OBJECTIVE:
Filter this material down to the lines that hold "особенностей", copying each one.

THE RECORDS:
[START]

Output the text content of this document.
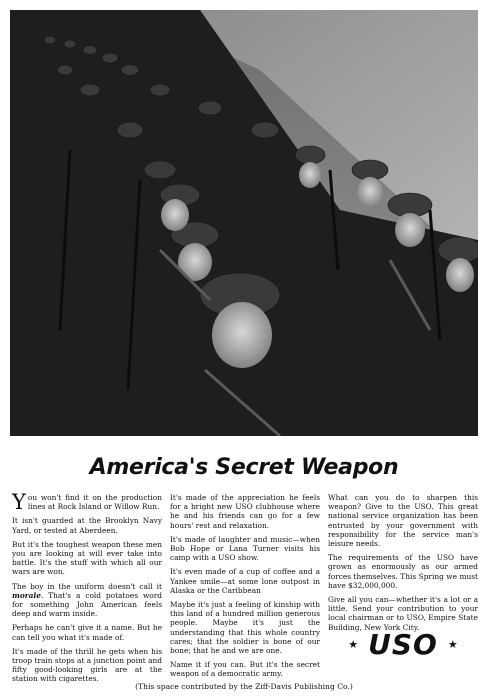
America's Secret Weapon

You won't find it on the production lines at Rock Island or Willow Run.

It isn't guarded at the Brooklyn Navy Yard, or tested at Aberdeen.

But it's the toughest weapon these men you are looking at will ever take into battle. It's the stuff with which all our wars are won.

The boy in the uniform doesn't call it morale. That's a cold potatoes word for something John American feels deep and warm inside.

Perhaps he can't give it a name. But he can tell you what it's made of.

It's made of the thrill he gets when his troop train stops at a junction point and fifty good-looking girls are at the station with cigarettes.

It's made of the appreciation he feels for a bright new USO clubhouse where he and his friends can go for a few hours' rest and relaxation.

It's made of laughter and music—when Bob Hope or Lana Turner visits his camp with a USO show.

It's even made of a cup of coffee and a Yankee smile—at some lone outpost in Alaska or the Caribbean

Maybe it's just a feeling of kinship with this land of a hundred million generous people. Maybe it's just the understanding that this whole country cares; that the soldier is bone of our bone; that he and we are one.

Name it if you can. But it's the secret weapon of a democratic army.

What can you do to sharpen this weapon? Give to the USO. This great national service organization has been entrusted by your government with responsibility for the service man's leisure needs.

The requirements of the USO have grown as enormously as our armed forces themselves. This Spring we must have $32,000,000.

Give all you can—whether it's a lot or a little. Send your contribution to your local chairman or to USO, Empire State Building, New York City.

★ USO ★
(This space contributed by the Ziff-Davis Publishing Co.)
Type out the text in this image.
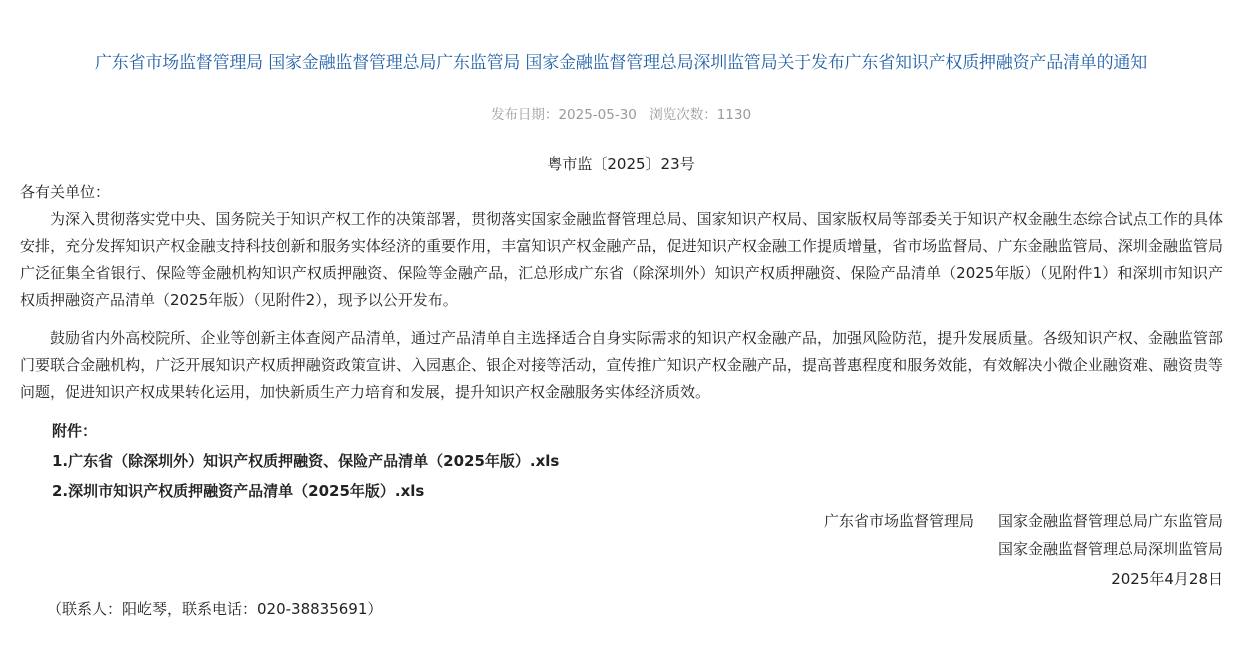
广东省市场监督管理局 国家金融监督管理总局广东监管局 国家金融监督管理总局深圳监管局关于发布广东省知识产权质押融资产品清单的通知
发布日期：2025-05-30 浏览次数：1130
粤市监〔2025〕23号
各有关单位：

为深入贯彻落实党中央、国务院关于知识产权工作的决策部署，贯彻落实国家金融监督管理总局、国家知识产权局、国家版权局等部委关于知识产权金融生态综合试点工作的具体安排，充分发挥知识产权金融支持科技创新和服务实体经济的重要作用，丰富知识产权金融产品，促进知识产权金融工作提质增量，省市场监督局、广东金融监管局、深圳金融监管局广泛征集全省银行、保险等金融机构知识产权质押融资、保险等金融产品，汇总形成广东省（除深圳外）知识产权质押融资、保险产品清单（2025年版）（见附件1）和深圳市知识产权质押融资产品清单（2025年版）（见附件2），现予以公开发布。

鼓励省内外高校院所、企业等创新主体查阅产品清单，通过产品清单自主选择适合自身实际需求的知识产权金融产品，加强风险防范，提升发展质量。各级知识产权、金融监管部门要联合金融机构，广泛开展知识产权质押融资政策宣讲、入园惠企、银企对接等活动，宣传推广知识产权金融产品，提高普惠程度和服务效能，有效解决小微企业融资难、融资贵等问题，促进知识产权成果转化运用，加快新质生产力培育和发展，提升知识产权金融服务实体经济质效。

附件：
1.广东省（除深圳外）知识产权质押融资、保险产品清单（2025年版）.xls
2.深圳市知识产权质押融资产品清单（2025年版）.xls
广东省市场监督管理局 国家金融监督管理总局广东监管局
国家金融监督管理总局深圳监管局
2025年4月28日
（联系人：阳屹琴，联系电话：020-38835691）
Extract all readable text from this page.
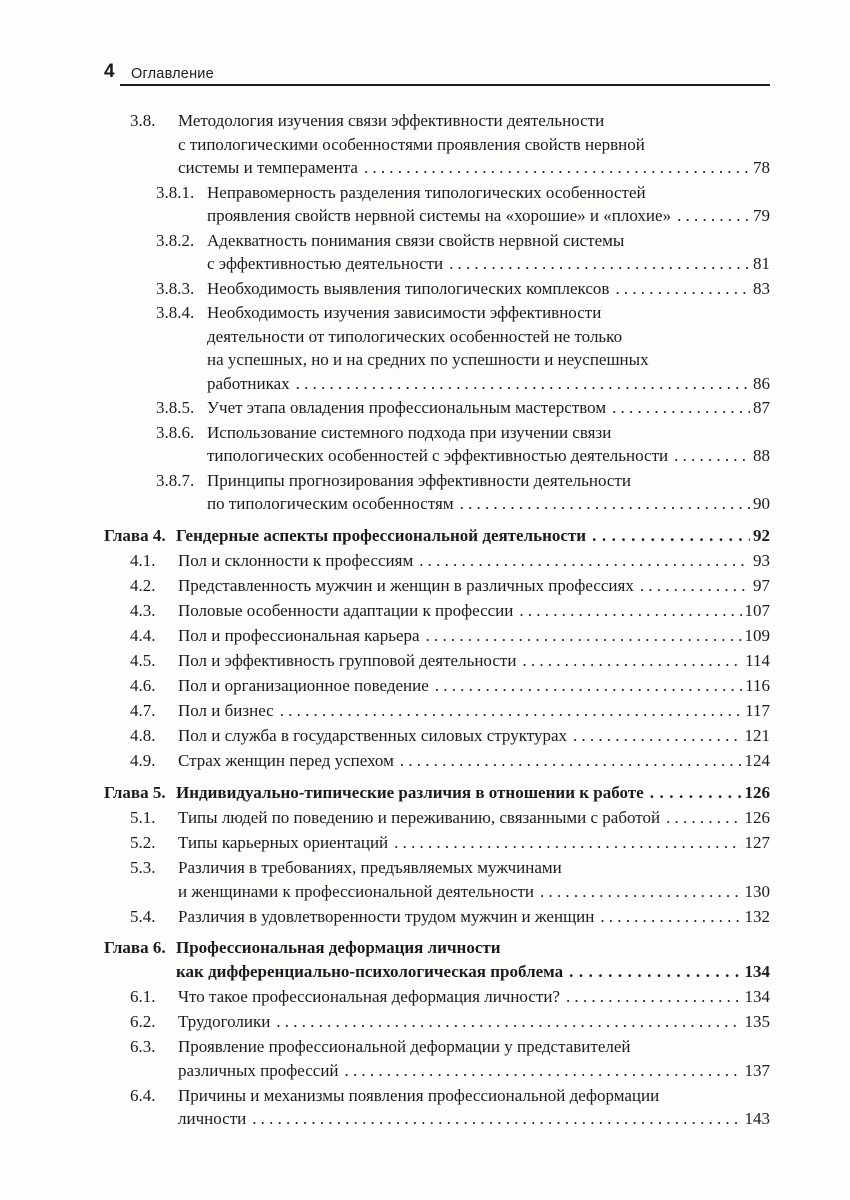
4 Оглавление
3.8. Методология изучения связи эффективности деятельности
с типологическими особенностями проявления свойств нервной
системы и темперамента .....	78
3.8.1. Неправомерность разделения типологических особенностей
проявления свойств нервной системы на «хорошие» и «плохие» .....	79
3.8.2. Адекватность понимания связи свойств нервной системы
с эффективностью деятельности .....	81
3.8.3. Необходимость выявления типологических комплексов .....	83
3.8.4. Необходимость изучения зависимости эффективности
деятельности от типологических особенностей не только
на успешных, но и на средних по успешности и неуспешных
работниках .....	86
3.8.5. Учет этапа овладения профессиональным мастерством .....	87
3.8.6. Использование системного подхода при изучении связи
типологических особенностей с эффективностью деятельности .....	88
3.8.7. Принципы прогнозирования эффективности деятельности
по типологическим особенностям .....	90
Глава 4. Гендерные аспекты профессиональной деятельности .....	92
4.1. Пол и склонности к профессиям .....	93
4.2. Представленность мужчин и женщин в различных профессиях .....	97
4.3. Половые особенности адаптации к профессии .....	107
4.4. Пол и профессиональная карьера .....	109
4.5. Пол и эффективность групповой деятельности .....	114
4.6. Пол и организационное поведение .....	116
4.7. Пол и бизнес .....	117
4.8. Пол и служба в государственных силовых структурах .....	121
4.9. Страх женщин перед успехом .....	124
Глава 5. Индивидуально-типические различия в отношении к работе .....	126
5.1. Типы людей по поведению и переживанию, связанными с работой .....	126
5.2. Типы карьерных ориентаций .....	127
5.3. Различия в требованиях, предъявляемых мужчинами
и женщинами к профессиональной деятельности .....	130
5.4. Различия в удовлетворенности трудом мужчин и женщин .....	132
Глава 6. Профессиональная деформация личности
как дифференциально-психологическая проблема .....	134
6.1. Что такое профессиональная деформация личности? .....	134
6.2. Трудоголики .....	135
6.3. Проявление профессиональной деформации у представителей
различных профессий .....	137
6.4. Причины и механизмы появления профессиональной деформации
личности .....	143
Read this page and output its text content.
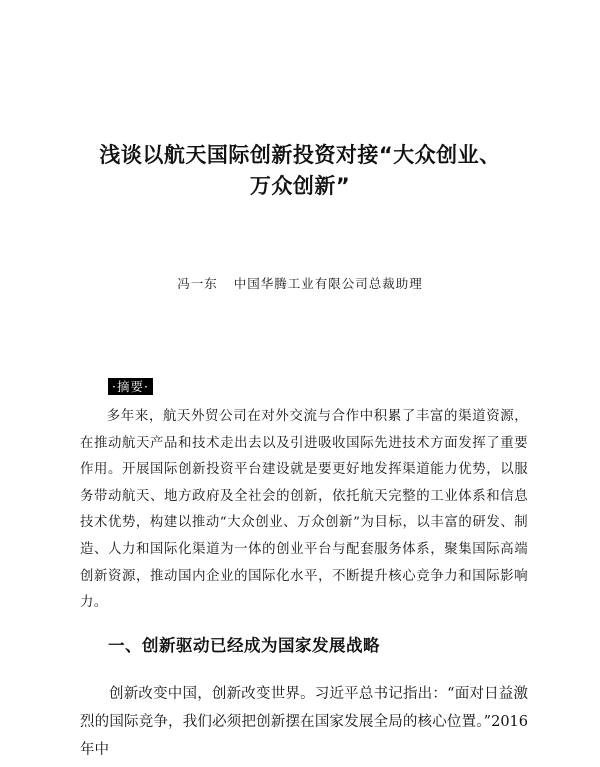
浅谈以航天国际创新投资对接“大众创业、
万众创新”
冯一东 中国华腾工业有限公司总裁助理
·摘要·

多年来，航天外贸公司在对外交流与合作中积累了丰富的渠道资源，在推动航天产品和技术走出去以及引进吸收国际先进技术方面发挥了重要作用。开展国际创新投资平台建设就是要更好地发挥渠道能力优势，以服务带动航天、地方政府及全社会的创新，依托航天完整的工业体系和信息技术优势，构建以推动“大众创业、万众创新”为目标，以丰富的研发、制造、人力和国际化渠道为一体的创业平台与配套服务体系，聚集国际高端创新资源，推动国内企业的国际化水平，不断提升核心竞争力和国际影响力。

一、创新驱动已经成为国家发展战略

创新改变中国，创新改变世界。习近平总书记指出：“面对日益激烈的国际竞争，我们必须把创新摆在国家发展全局的核心位置。”2016年中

[END]

THE SOLUTION:
3.8.1. Неправомерность разделения типологических особенностей
деятельности от типологических особенностей не только
типологических особенностей с эффективностью деятельности .....	88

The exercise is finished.